* [Instructions for the task]
Please rewrite the lines below, swapping "Patent image size" for "Drawing dimensions" and leaving everything else unchanged.

* [Given entries]
[BEGIN]

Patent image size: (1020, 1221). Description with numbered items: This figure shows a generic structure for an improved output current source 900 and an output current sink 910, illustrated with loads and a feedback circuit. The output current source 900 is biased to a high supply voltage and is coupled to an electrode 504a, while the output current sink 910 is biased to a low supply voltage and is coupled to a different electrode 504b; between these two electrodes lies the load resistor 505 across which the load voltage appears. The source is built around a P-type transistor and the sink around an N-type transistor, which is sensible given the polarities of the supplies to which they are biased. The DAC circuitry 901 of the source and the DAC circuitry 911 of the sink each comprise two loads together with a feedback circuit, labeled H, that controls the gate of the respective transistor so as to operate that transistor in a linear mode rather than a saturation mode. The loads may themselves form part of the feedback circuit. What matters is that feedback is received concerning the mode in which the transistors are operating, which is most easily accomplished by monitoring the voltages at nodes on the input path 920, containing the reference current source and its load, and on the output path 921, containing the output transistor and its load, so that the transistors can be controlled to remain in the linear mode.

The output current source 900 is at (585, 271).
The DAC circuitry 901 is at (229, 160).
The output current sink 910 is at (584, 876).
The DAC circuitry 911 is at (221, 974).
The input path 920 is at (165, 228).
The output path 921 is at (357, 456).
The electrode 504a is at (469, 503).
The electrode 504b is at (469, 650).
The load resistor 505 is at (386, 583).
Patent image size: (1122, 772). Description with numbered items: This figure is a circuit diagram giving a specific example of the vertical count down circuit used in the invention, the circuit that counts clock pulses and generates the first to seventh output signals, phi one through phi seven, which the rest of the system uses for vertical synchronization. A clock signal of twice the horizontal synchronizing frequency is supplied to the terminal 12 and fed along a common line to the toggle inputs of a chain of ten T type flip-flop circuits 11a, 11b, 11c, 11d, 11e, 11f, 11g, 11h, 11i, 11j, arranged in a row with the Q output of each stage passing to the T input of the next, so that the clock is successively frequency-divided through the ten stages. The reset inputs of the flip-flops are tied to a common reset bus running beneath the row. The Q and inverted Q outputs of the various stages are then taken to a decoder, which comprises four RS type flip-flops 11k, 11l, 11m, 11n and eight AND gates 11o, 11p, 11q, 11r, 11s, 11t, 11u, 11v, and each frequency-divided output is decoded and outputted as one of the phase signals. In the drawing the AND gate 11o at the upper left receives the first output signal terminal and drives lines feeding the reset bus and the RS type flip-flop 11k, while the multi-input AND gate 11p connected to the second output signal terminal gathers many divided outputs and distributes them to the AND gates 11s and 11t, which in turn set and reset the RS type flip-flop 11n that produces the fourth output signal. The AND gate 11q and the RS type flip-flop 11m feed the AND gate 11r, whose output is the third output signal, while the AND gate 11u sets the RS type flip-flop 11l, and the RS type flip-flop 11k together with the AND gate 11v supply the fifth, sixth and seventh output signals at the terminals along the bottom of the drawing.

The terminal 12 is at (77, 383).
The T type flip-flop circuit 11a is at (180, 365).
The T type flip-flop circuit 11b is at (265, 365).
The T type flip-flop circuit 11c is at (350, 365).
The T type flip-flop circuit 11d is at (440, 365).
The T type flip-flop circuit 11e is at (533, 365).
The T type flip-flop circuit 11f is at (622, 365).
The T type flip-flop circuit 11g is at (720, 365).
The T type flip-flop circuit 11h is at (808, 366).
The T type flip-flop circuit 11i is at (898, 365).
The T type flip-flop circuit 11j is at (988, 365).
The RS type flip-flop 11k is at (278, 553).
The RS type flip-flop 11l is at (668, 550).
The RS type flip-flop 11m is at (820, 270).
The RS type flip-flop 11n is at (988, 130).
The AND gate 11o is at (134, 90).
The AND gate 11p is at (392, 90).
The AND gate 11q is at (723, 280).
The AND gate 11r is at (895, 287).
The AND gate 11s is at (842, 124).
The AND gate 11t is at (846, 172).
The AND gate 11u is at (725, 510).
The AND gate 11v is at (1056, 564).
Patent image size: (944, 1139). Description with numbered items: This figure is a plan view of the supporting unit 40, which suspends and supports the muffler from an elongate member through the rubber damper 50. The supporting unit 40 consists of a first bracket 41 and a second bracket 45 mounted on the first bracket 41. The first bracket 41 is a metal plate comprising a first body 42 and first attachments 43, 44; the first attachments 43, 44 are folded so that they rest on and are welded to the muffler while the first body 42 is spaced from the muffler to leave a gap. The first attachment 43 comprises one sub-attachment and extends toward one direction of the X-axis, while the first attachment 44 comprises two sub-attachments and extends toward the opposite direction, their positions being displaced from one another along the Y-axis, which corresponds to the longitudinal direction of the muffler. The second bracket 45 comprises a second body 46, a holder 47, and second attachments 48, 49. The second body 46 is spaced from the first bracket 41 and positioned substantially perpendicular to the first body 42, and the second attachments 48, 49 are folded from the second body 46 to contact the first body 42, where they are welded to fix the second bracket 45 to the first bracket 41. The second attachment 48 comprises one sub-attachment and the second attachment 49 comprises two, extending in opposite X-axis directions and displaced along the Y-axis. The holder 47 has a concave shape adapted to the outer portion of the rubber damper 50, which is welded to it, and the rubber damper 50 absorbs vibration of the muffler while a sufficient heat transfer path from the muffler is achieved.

[END]

* [Output for this task]
Drawing dimensions: (1020, 1221). Description with numbered items: This figure shows a generic structure for an improved output current source 900 and an output current sink 910, illustrated with loads and a feedback circuit. The output current source 900 is biased to a high supply voltage and is coupled to an electrode 504a, while the output current sink 910 is biased to a low supply voltage and is coupled to a different electrode 504b; between these two electrodes lies the load resistor 505 across which the load voltage appears. The source is built around a P-type transistor and the sink around an N-type transistor, which is sensible given the polarities of the supplies to which they are biased. The DAC circuitry 901 of the source and the DAC circuitry 911 of the sink each comprise two loads together with a feedback circuit, labeled H, that controls the gate of the respective transistor so as to operate that transistor in a linear mode rather than a saturation mode. The loads may themselves form part of the feedback circuit. What matters is that feedback is received concerning the mode in which the transistors are operating, which is most easily accomplished by monitoring the voltages at nodes on the input path 920, containing the reference current source and its load, and on the output path 921, containing the output transistor and its load, so that the transistors can be controlled to remain in the linear mode.

The output current source 900 is at (585, 271).
The DAC circuitry 901 is at (229, 160).
The output current sink 910 is at (584, 876).
The DAC circuitry 911 is at (221, 974).
The input path 920 is at (165, 228).
The output path 921 is at (357, 456).
The electrode 504a is at (469, 503).
The electrode 504b is at (469, 650).
The load resistor 505 is at (386, 583).
Drawing dimensions: (1122, 772). Description with numbered items: This figure is a circuit diagram giving a specific example of the vertical count down circuit used in the invention, the circuit that counts clock pulses and generates the first to seventh output signals, phi one through phi seven, which the rest of the system uses for vertical synchronization. A clock signal of twice the horizontal synchronizing frequency is supplied to the terminal 12 and fed along a common line to the toggle inputs of a chain of ten T type flip-flop circuits 11a, 11b, 11c, 11d, 11e, 11f, 11g, 11h, 11i, 11j, arranged in a row with the Q output of each stage passing to the T input of the next, so that the clock is successively frequency-divided through the ten stages. The reset inputs of the flip-flops are tied to a common reset bus running beneath the row. The Q and inverted Q outputs of the various stages are then taken to a decoder, which comprises four RS type flip-flops 11k, 11l, 11m, 11n and eight AND gates 11o, 11p, 11q, 11r, 11s, 11t, 11u, 11v, and each frequency-divided output is decoded and outputted as one of the phase signals. In the drawing the AND gate 11o at the upper left receives the first output signal terminal and drives lines feeding the reset bus and the RS type flip-flop 11k, while the multi-input AND gate 11p connected to the second output signal terminal gathers many divided outputs and distributes them to the AND gates 11s and 11t, which in turn set and reset the RS type flip-flop 11n that produces the fourth output signal. The AND gate 11q and the RS type flip-flop 11m feed the AND gate 11r, whose output is the third output signal, while the AND gate 11u sets the RS type flip-flop 11l, and the RS type flip-flop 11k together with the AND gate 11v supply the fifth, sixth and seventh output signals at the terminals along the bottom of the drawing.

The terminal 12 is at (77, 383).
The T type flip-flop circuit 11a is at (180, 365).
The T type flip-flop circuit 11b is at (265, 365).
The T type flip-flop circuit 11c is at (350, 365).
The T type flip-flop circuit 11d is at (440, 365).
The T type flip-flop circuit 11e is at (533, 365).
The T type flip-flop circuit 11f is at (622, 365).
The T type flip-flop circuit 11g is at (720, 365).
The T type flip-flop circuit 11h is at (808, 366).
The T type flip-flop circuit 11i is at (898, 365).
The T type flip-flop circuit 11j is at (988, 365).
The RS type flip-flop 11k is at (278, 553).
The RS type flip-flop 11l is at (668, 550).
The RS type flip-flop 11m is at (820, 270).
The RS type flip-flop 11n is at (988, 130).
The AND gate 11o is at (134, 90).
The AND gate 11p is at (392, 90).
The AND gate 11q is at (723, 280).
The AND gate 11r is at (895, 287).
The AND gate 11s is at (842, 124).
The AND gate 11t is at (846, 172).
The AND gate 11u is at (725, 510).
The AND gate 11v is at (1056, 564).
Drawing dimensions: (944, 1139). Description with numbered items: This figure is a plan view of the supporting unit 40, which suspends and supports the muffler from an elongate member through the rubber damper 50. The supporting unit 40 consists of a first bracket 41 and a second bracket 45 mounted on the first bracket 41. The first bracket 41 is a metal plate comprising a first body 42 and first attachments 43, 44; the first attachments 43, 44 are folded so that they rest on and are welded to the muffler while the first body 42 is spaced from the muffler to leave a gap. The first attachment 43 comprises one sub-attachment and extends toward one direction of the X-axis, while the first attachment 44 comprises two sub-attachments and extends toward the opposite direction, their positions being displaced from one another along the Y-axis, which corresponds to the longitudinal direction of the muffler. The second bracket 45 comprises a second body 46, a holder 47, and second attachments 48, 49. The second body 46 is spaced from the first bracket 41 and positioned substantially perpendicular to the first body 42, and the second attachments 48, 49 are folded from the second body 46 to contact the first body 42, where they are welded to fix the second bracket 45 to the first bracket 41. The second attachment 48 comprises one sub-attachment and the second attachment 49 comprises two, extending in opposite X-axis directions and displaced along the Y-axis. The holder 47 has a concave shape adapted to the outer portion of the rubber damper 50, which is welded to it, and the rubber damper 50 absorbs vibration of the muffler while a sufficient heat transfer path from the muffler is achieved.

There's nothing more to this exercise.